-------- Records shown --------

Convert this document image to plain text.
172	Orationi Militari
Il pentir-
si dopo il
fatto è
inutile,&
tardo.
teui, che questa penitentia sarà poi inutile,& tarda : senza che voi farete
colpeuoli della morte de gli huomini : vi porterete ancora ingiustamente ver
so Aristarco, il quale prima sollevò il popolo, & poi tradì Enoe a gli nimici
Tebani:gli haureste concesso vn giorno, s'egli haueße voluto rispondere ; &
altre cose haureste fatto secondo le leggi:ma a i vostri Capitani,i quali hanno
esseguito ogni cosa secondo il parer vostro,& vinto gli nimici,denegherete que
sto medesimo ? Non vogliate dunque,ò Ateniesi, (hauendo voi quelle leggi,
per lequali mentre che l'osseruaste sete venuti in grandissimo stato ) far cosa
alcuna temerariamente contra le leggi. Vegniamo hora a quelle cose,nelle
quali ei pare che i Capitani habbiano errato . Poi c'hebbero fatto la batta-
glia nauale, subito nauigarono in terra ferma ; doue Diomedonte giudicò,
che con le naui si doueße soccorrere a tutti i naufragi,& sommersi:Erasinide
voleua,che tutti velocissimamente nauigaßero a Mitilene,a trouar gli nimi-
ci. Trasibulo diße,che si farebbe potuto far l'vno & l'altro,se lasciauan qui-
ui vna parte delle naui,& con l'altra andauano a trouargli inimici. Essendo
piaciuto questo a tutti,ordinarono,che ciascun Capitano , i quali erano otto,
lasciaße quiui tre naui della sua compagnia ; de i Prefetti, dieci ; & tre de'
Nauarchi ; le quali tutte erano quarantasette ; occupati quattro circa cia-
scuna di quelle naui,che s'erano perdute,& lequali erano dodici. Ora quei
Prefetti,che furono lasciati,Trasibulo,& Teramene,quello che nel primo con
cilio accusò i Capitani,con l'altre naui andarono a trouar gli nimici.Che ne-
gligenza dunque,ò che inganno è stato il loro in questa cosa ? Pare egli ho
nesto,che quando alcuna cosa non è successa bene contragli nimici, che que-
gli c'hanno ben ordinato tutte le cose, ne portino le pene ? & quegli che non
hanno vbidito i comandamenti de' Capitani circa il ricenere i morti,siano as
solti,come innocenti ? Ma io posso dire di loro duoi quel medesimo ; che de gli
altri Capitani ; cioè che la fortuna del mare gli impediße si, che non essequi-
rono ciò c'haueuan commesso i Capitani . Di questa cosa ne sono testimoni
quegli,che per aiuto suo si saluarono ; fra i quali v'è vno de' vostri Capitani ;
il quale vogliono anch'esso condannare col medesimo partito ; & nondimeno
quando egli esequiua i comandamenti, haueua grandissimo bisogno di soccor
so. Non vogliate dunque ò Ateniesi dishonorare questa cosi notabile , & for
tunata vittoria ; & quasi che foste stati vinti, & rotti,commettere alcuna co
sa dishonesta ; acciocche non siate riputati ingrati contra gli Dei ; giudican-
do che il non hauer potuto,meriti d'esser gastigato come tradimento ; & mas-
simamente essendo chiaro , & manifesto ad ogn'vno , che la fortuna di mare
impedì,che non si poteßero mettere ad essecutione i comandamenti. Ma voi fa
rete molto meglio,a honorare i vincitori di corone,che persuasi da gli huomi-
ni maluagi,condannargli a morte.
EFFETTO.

--------

Take every line from the data above that holds "morte" and copy it out.

colpeuoli della morte de gli huomini : vi porterete ancora ingiustamente ver
ni maluagi,condannargli a morte.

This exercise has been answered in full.